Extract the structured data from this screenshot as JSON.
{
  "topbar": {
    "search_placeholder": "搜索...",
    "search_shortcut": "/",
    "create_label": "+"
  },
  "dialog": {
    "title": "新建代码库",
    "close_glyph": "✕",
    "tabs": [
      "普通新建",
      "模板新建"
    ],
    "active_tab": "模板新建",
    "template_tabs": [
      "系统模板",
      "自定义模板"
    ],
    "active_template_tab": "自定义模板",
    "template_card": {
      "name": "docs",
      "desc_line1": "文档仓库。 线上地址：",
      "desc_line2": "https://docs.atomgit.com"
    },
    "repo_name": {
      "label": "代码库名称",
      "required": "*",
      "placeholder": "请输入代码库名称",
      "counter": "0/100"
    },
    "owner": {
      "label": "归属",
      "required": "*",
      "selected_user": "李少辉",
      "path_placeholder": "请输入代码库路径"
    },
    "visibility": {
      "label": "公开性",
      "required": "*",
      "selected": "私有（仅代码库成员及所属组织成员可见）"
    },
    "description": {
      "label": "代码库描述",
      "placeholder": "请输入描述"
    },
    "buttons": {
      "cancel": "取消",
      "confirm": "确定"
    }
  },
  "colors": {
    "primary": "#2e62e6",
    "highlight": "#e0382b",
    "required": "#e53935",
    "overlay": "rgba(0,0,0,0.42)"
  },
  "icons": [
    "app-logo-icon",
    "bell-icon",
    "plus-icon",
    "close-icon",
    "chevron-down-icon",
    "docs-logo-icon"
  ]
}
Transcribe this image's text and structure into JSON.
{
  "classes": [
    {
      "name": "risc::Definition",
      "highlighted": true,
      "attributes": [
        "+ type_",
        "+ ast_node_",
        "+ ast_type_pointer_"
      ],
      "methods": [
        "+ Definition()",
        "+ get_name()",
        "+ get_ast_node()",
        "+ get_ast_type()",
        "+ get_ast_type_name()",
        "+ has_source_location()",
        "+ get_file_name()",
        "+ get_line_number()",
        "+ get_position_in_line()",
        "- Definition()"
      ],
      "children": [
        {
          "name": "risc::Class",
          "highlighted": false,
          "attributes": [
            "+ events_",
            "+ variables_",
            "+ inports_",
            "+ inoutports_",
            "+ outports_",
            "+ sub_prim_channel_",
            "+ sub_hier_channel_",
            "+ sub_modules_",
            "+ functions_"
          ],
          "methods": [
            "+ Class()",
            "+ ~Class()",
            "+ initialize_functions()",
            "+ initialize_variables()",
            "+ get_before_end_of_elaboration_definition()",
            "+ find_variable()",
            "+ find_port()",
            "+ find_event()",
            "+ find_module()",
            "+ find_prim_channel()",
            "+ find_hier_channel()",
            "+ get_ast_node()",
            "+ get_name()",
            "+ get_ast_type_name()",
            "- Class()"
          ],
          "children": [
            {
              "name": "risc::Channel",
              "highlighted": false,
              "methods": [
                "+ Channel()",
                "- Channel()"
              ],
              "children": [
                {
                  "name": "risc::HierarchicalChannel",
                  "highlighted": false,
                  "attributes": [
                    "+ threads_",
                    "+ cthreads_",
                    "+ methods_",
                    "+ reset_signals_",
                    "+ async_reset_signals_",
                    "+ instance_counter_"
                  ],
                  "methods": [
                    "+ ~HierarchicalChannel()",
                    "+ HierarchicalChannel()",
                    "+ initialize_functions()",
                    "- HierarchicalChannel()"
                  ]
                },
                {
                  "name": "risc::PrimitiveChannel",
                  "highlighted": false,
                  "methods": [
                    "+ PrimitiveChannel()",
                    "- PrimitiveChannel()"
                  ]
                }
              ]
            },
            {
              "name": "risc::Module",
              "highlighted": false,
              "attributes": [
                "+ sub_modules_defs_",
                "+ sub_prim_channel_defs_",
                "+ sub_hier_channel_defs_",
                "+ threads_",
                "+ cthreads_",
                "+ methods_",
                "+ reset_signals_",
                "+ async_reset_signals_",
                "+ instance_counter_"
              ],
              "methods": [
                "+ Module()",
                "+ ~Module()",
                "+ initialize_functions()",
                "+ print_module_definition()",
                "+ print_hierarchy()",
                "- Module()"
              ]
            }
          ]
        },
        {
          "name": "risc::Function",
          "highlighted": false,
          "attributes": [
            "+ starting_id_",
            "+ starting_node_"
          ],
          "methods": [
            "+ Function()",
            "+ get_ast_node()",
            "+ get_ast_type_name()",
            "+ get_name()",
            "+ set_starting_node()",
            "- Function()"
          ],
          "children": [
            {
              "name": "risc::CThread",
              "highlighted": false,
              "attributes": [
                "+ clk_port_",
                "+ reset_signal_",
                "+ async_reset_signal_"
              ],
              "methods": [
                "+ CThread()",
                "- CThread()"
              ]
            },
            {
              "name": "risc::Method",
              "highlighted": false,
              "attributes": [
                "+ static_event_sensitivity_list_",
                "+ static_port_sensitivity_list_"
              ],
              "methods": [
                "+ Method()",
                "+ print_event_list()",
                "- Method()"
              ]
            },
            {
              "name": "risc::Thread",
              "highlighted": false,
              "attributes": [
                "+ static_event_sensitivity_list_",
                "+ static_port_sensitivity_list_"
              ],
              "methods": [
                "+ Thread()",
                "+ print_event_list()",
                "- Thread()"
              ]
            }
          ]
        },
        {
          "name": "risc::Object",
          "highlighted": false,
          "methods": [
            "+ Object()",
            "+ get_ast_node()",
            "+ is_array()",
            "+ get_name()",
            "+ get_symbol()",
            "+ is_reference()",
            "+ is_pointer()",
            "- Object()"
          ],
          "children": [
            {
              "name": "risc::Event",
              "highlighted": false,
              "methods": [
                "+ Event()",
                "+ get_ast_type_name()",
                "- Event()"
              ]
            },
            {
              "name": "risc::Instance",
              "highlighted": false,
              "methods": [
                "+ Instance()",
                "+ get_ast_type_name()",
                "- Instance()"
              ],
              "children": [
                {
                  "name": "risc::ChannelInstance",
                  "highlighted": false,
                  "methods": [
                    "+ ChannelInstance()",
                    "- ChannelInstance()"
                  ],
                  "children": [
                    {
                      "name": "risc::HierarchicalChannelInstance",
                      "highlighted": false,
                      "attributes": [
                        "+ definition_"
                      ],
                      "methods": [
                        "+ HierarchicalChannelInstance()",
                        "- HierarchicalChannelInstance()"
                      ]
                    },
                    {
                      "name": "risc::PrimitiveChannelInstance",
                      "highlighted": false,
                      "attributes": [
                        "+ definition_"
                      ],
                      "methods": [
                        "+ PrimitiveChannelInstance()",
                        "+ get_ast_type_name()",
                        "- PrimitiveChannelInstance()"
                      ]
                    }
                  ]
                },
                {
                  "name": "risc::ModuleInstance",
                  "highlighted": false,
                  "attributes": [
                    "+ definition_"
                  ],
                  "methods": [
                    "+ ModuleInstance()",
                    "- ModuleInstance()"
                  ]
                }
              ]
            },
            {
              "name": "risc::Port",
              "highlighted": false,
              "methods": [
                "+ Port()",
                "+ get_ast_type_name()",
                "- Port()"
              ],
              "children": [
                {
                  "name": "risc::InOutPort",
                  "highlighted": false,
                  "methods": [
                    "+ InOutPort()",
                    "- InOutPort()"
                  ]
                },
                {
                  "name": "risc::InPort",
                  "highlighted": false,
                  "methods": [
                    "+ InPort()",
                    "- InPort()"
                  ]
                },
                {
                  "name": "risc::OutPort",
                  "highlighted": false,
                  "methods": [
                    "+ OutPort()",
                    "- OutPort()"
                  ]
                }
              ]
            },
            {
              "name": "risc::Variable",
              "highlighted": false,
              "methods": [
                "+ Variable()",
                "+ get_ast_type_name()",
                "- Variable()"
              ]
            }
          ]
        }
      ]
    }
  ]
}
□ □ □ □ □ □ □
WRITTEN TASK
Return the lines above exactly, keeping every word.

WRITTEN RESPONSE
Extract the structured data from this screenshot as JSON.
{
  "topbar": {
    "search_placeholder": "搜索...",
    "search_shortcut": "/",
    "create_label": "+"
  },
  "dialog": {
    "title": "新建代码库",
    "close_glyph": "✕",
    "tabs": [
      "普通新建",
      "模板新建"
    ],
    "active_tab": "模板新建",
    "template_tabs": [
      "系统模板",
      "自定义模板"
    ],
    "active_template_tab": "自定义模板",
    "template_card": {
      "name": "docs",
      "desc_line1": "文档仓库。 线上地址：",
      "desc_line2": "https://docs.atomgit.com"
    },
    "repo_name": {
      "label": "代码库名称",
      "required": "*",
      "placeholder": "请输入代码库名称",
      "counter": "0/100"
    },
    "owner": {
      "label": "归属",
      "required": "*",
      "selected_user": "李少辉",
      "path_placeholder": "请输入代码库路径"
    },
    "visibility": {
      "label": "公开性",
      "required": "*",
      "selected": "私有（仅代码库成员及所属组织成员可见）"
    },
    "description": {
      "label": "代码库描述",
      "placeholder": "请输入描述"
    },
    "buttons": {
      "cancel": "取消",
      "confirm": "确定"
    }
  },
  "colors": {
    "primary": "#2e62e6",
    "highlight": "#e0382b",
    "required": "#e53935",
    "overlay": "rgba(0,0,0,0.42)"
  },
  "icons": [
    "app-logo-icon",
    "bell-icon",
    "plus-icon",
    "close-icon",
    "chevron-down-icon",
    "docs-logo-icon"
  ]
}
Transcribe this image's text and structure into JSON.
{
  "classes": [
    {
      "name": "risc::Definition",
      "highlighted": true,
      "attributes": [
        "+ type_",
        "+ ast_node_",
        "+ ast_type_pointer_"
      ],
      "methods": [
        "+ Definition()",
        "+ get_name()",
        "+ get_ast_node()",
        "+ get_ast_type()",
        "+ get_ast_type_name()",
        "+ has_source_location()",
        "+ get_file_name()",
        "+ get_line_number()",
        "+ get_position_in_line()",
        "- Definition()"
      ],
      "children": [
        {
          "name": "risc::Class",
          "highlighted": false,
          "attributes": [
            "+ events_",
            "+ variables_",
            "+ inports_",
            "+ inoutports_",
            "+ outports_",
            "+ sub_prim_channel_",
            "+ sub_hier_channel_",
            "+ sub_modules_",
            "+ functions_"
          ],
          "methods": [
            "+ Class()",
            "+ ~Class()",
            "+ initialize_functions()",
            "+ initialize_variables()",
            "+ get_before_end_of_elaboration_definition()",
            "+ find_variable()",
            "+ find_port()",
            "+ find_event()",
            "+ find_module()",
            "+ find_prim_channel()",
            "+ find_hier_channel()",
            "+ get_ast_node()",
            "+ get_name()",
            "+ get_ast_type_name()",
            "- Class()"
          ],
          "children": [
            {
              "name": "risc::Channel",
              "highlighted": false,
              "methods": [
                "+ Channel()",
                "- Channel()"
              ],
              "children": [
                {
                  "name": "risc::HierarchicalChannel",
                  "highlighted": false,
                  "attributes": [
                    "+ threads_",
                    "+ cthreads_",
                    "+ methods_",
                    "+ reset_signals_",
                    "+ async_reset_signals_",
                    "+ instance_counter_"
                  ],
                  "methods": [
                    "+ ~HierarchicalChannel()",
                    "+ HierarchicalChannel()",
                    "+ initialize_functions()",
                    "- HierarchicalChannel()"
                  ]
                },
                {
                  "name": "risc::PrimitiveChannel",
                  "highlighted": false,
                  "methods": [
                    "+ PrimitiveChannel()",
                    "- PrimitiveChannel()"
                  ]
                }
              ]
            },
            {
              "name": "risc::Module",
              "highlighted": false,
              "attributes": [
                "+ sub_modules_defs_",
                "+ sub_prim_channel_defs_",
                "+ sub_hier_channel_defs_",
                "+ threads_",
                "+ cthreads_",
                "+ methods_",
                "+ reset_signals_",
                "+ async_reset_signals_",
                "+ instance_counter_"
              ],
              "methods": [
                "+ Module()",
                "+ ~Module()",
                "+ initialize_functions()",
                "+ print_module_definition()",
                "+ print_hierarchy()",
                "- Module()"
              ]
            }
          ]
        },
        {
          "name": "risc::Function",
          "highlighted": false,
          "attributes": [
            "+ starting_id_",
            "+ starting_node_"
          ],
          "methods": [
            "+ Function()",
            "+ get_ast_node()",
            "+ get_ast_type_name()",
            "+ get_name()",
            "+ set_starting_node()",
            "- Function()"
          ],
          "children": [
            {
              "name": "risc::CThread",
              "highlighted": false,
              "attributes": [
                "+ clk_port_",
                "+ reset_signal_",
                "+ async_reset_signal_"
              ],
              "methods": [
                "+ CThread()",
                "- CThread()"
              ]
            },
            {
              "name": "risc::Method",
              "highlighted": false,
              "attributes": [
                "+ static_event_sensitivity_list_",
                "+ static_port_sensitivity_list_"
              ],
              "methods": [
                "+ Method()",
                "+ print_event_list()",
                "- Method()"
              ]
            },
            {
              "name": "risc::Thread",
              "highlighted": false,
              "attributes": [
                "+ static_event_sensitivity_list_",
                "+ static_port_sensitivity_list_"
              ],
              "methods": [
                "+ Thread()",
                "+ print_event_list()",
                "- Thread()"
              ]
            }
          ]
        },
        {
          "name": "risc::Object",
          "highlighted": false,
          "methods": [
            "+ Object()",
            "+ get_ast_node()",
            "+ is_array()",
            "+ get_name()",
            "+ get_symbol()",
            "+ is_reference()",
            "+ is_pointer()",
            "- Object()"
          ],
          "children": [
            {
              "name": "risc::Event",
              "highlighted": false,
              "methods": [
                "+ Event()",
                "+ get_ast_type_name()",
                "- Event()"
              ]
            },
            {
              "name": "risc::Instance",
              "highlighted": false,
              "methods": [
                "+ Instance()",
                "+ get_ast_type_name()",
                "- Instance()"
              ],
              "children": [
                {
                  "name": "risc::ChannelInstance",
                  "highlighted": false,
                  "methods": [
                    "+ ChannelInstance()",
                    "- ChannelInstance()"
                  ],
                  "children": [
                    {
                      "name": "risc::HierarchicalChannelInstance",
                      "highlighted": false,
                      "attributes": [
                        "+ definition_"
                      ],
                      "methods": [
                        "+ HierarchicalChannelInstance()",
                        "- HierarchicalChannelInstance()"
                      ]
                    },
                    {
                      "name": "risc::PrimitiveChannelInstance",
                      "highlighted": false,
                      "attributes": [
                        "+ definition_"
                      ],
                      "methods": [
                        "+ PrimitiveChannelInstance()",
                        "+ get_ast_type_name()",
                        "- PrimitiveChannelInstance()"
                      ]
                    }
                  ]
                },
                {
                  "name": "risc::ModuleInstance",
                  "highlighted": false,
                  "attributes": [
                    "+ definition_"
                  ],
                  "methods": [
                    "+ ModuleInstance()",
                    "- ModuleInstance()"
                  ]
                }
              ]
            },
            {
              "name": "risc::Port",
              "highlighted": false,
              "methods": [
                "+ Port()",
                "+ get_ast_type_name()",
                "- Port()"
              ],
              "children": [
                {
                  "name": "risc::InOutPort",
                  "highlighted": false,
                  "methods": [
                    "+ InOutPort()",
                    "- InOutPort()"
                  ]
                },
                {
                  "name": "risc::InPort",
                  "highlighted": false,
                  "methods": [
                    "+ InPort()",
                    "- InPort()"
                  ]
                },
                {
                  "name": "risc::OutPort",
                  "highlighted": false,
                  "methods": [
                    "+ OutPort()",
                    "- OutPort()"
                  ]
                }
              ]
            },
            {
              "name": "risc::Variable",
              "highlighted": false,
              "methods": [
                "+ Variable()",
                "+ get_ast_type_name()",
                "- Variable()"
              ]
            }
          ]
        }
      ]
    }
  ]
}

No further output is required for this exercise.